(Saved data entries)
**********
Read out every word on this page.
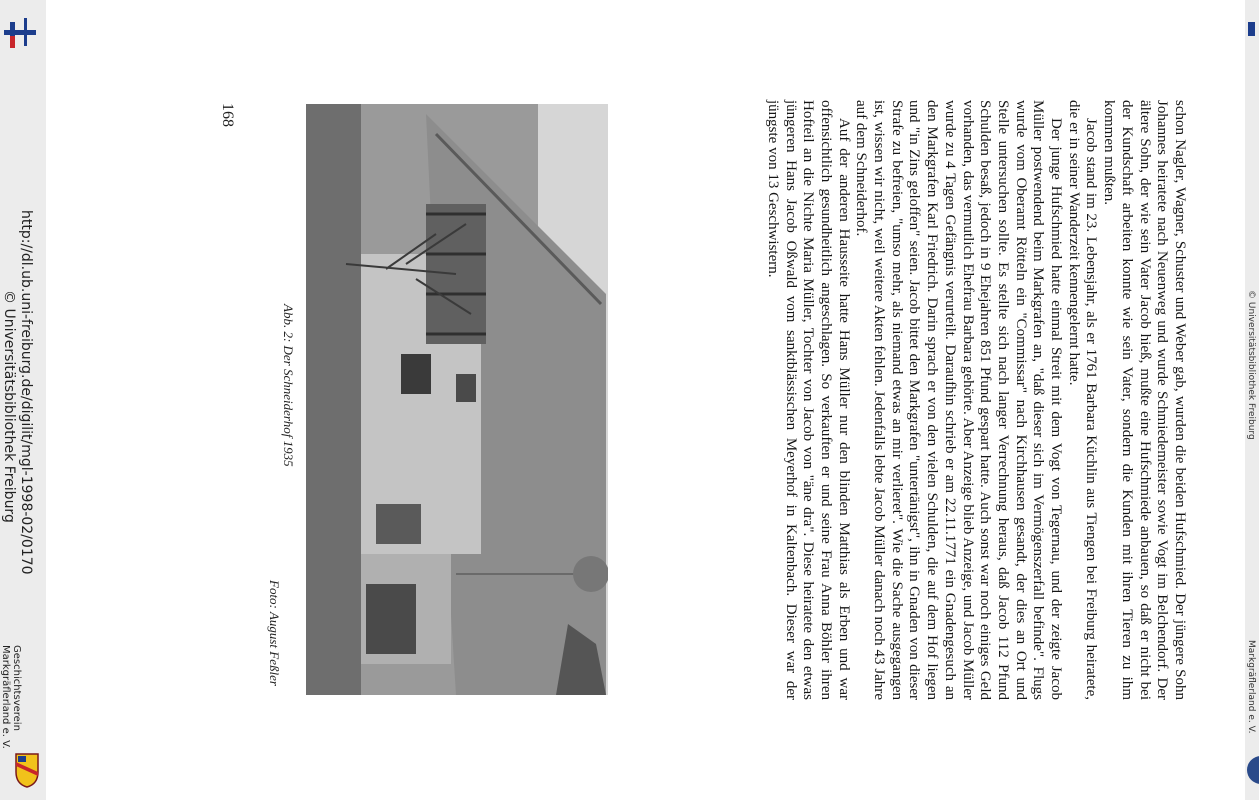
http://dl.ub.uni-freiburg.de/digilit/mgl-1998-02/0170
© Universitätsbibliothek Freiburg
Geschichtsverein
Markgräflerland e. V.	schon Nagler, Wagner, Schuster und Weber gab, wurden die beiden Hufschmied. Der jüngere Sohn Johannes heiratete nach Neuenweg und wurde Schmiedemeister sowie Vogt im Belchendorf. Der ältere Sohn, der wie sein Vater Jacob hieß, mußte eine Hufschmiede anbauen, so daß er nicht bei der Kundschaft arbeiten konnte wie sein Vater, sondern die Kunden mit ihren Tieren zu ihm kommen mußten.

Jacob stand im 23. Lebensjahr, als er 1761 Barbara Küchlin aus Tiengen bei Freiburg heiratete, die er in seiner Wanderzeit kennengelernt hatte.

Der junge Hufschmied hatte einmal Streit mit dem Vogt von Tegernau, und der zeigte Jacob Müller postwendend beim Markgrafen an, "daß dieser sich im Vermögenszerfall befinde". Flugs wurde vom Oberamt Rötteln ein "Commissar" nach Kirchhausen gesandt, der dies an Ort und Stelle untersuchen sollte. Es stellte sich nach langer Verrechnung heraus, daß Jacob 112 Pfund Schulden besaß, jedoch in 9 Ehejahren 851 Pfund gespart hatte. Auch sonst war noch einiges Geld vorhanden, das vermutlich Ehefrau Barbara gehörte. Aber Anzeige blieb Anzeige, und Jacob Müller wurde zu 4 Tagen Gefängnis verurteilt. Daraufhin schrieb er am 22.11.1771 ein Gnadengesuch an den Markgrafen Karl Friedrich. Darin sprach er von den vielen Schulden, die auf dem Hof liegen und "in Zins geloffen" seien. Jacob bittet den Markgrafen "untertänigst", ihn in Gnaden von dieser Strafe zu befreien, "umso mehr, als niemand etwas an mir verlieret". Wie die Sache ausgegangen ist, wissen wir nicht, weil weitere Akten fehlen. Jedenfalls lebte Jacob Müller danach noch 43 Jahre auf dem Schneiderhof.

Auf der anderen Hausseite hatte Hans Müller nur den blinden Matthias als Erben und war offensichtlich gesundheitlich angeschlagen. So verkauften er und seine Frau Anna Böhler ihren Hofteil an die Nichte Maria Müller, Tochter von Jacob von "äne dra". Diese heiratete den etwas jüngeren Hans Jacob Oßwald vom sanktblässischen Meyerhof in Kaltenbach. Dieser war der jüngste von 13 Geschwistern.

Abb. 2: Der Schneiderhof 1935
Foto: August Feßler
168
© Universitätsbibliothek Freiburg
Markgräflerland e. V.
**********
Strip out the images, then output the records above word for word.

- _Answer for the task_
Read out every word on this page.
http://dl.ub.uni-freiburg.de/digilit/mgl-1998-02/0170
© Universitätsbibliothek Freiburg
Geschichtsverein
Markgräflerland e. V.	schon Nagler, Wagner, Schuster und Weber gab, wurden die beiden Hufschmied. Der jüngere Sohn Johannes heiratete nach Neuenweg und wurde Schmiedemeister sowie Vogt im Belchendorf. Der ältere Sohn, der wie sein Vater Jacob hieß, mußte eine Hufschmiede anbauen, so daß er nicht bei der Kundschaft arbeiten konnte wie sein Vater, sondern die Kunden mit ihren Tieren zu ihm kommen mußten.

Jacob stand im 23. Lebensjahr, als er 1761 Barbara Küchlin aus Tiengen bei Freiburg heiratete, die er in seiner Wanderzeit kennengelernt hatte.

Der junge Hufschmied hatte einmal Streit mit dem Vogt von Tegernau, und der zeigte Jacob Müller postwendend beim Markgrafen an, "daß dieser sich im Vermögenszerfall befinde". Flugs wurde vom Oberamt Rötteln ein "Commissar" nach Kirchhausen gesandt, der dies an Ort und Stelle untersuchen sollte. Es stellte sich nach langer Verrechnung heraus, daß Jacob 112 Pfund Schulden besaß, jedoch in 9 Ehejahren 851 Pfund gespart hatte. Auch sonst war noch einiges Geld vorhanden, das vermutlich Ehefrau Barbara gehörte. Aber Anzeige blieb Anzeige, und Jacob Müller wurde zu 4 Tagen Gefängnis verurteilt. Daraufhin schrieb er am 22.11.1771 ein Gnadengesuch an den Markgrafen Karl Friedrich. Darin sprach er von den vielen Schulden, die auf dem Hof liegen und "in Zins geloffen" seien. Jacob bittet den Markgrafen "untertänigst", ihn in Gnaden von dieser Strafe zu befreien, "umso mehr, als niemand etwas an mir verlieret". Wie die Sache ausgegangen ist, wissen wir nicht, weil weitere Akten fehlen. Jedenfalls lebte Jacob Müller danach noch 43 Jahre auf dem Schneiderhof.

Auf der anderen Hausseite hatte Hans Müller nur den blinden Matthias als Erben und war offensichtlich gesundheitlich angeschlagen. So verkauften er und seine Frau Anna Böhler ihren Hofteil an die Nichte Maria Müller, Tochter von Jacob von "äne dra". Diese heiratete den etwas jüngeren Hans Jacob Oßwald vom sanktblässischen Meyerhof in Kaltenbach. Dieser war der jüngste von 13 Geschwistern.

Abb. 2: Der Schneiderhof 1935
Foto: August Feßler
168
© Universitätsbibliothek Freiburg
Markgräflerland e. V.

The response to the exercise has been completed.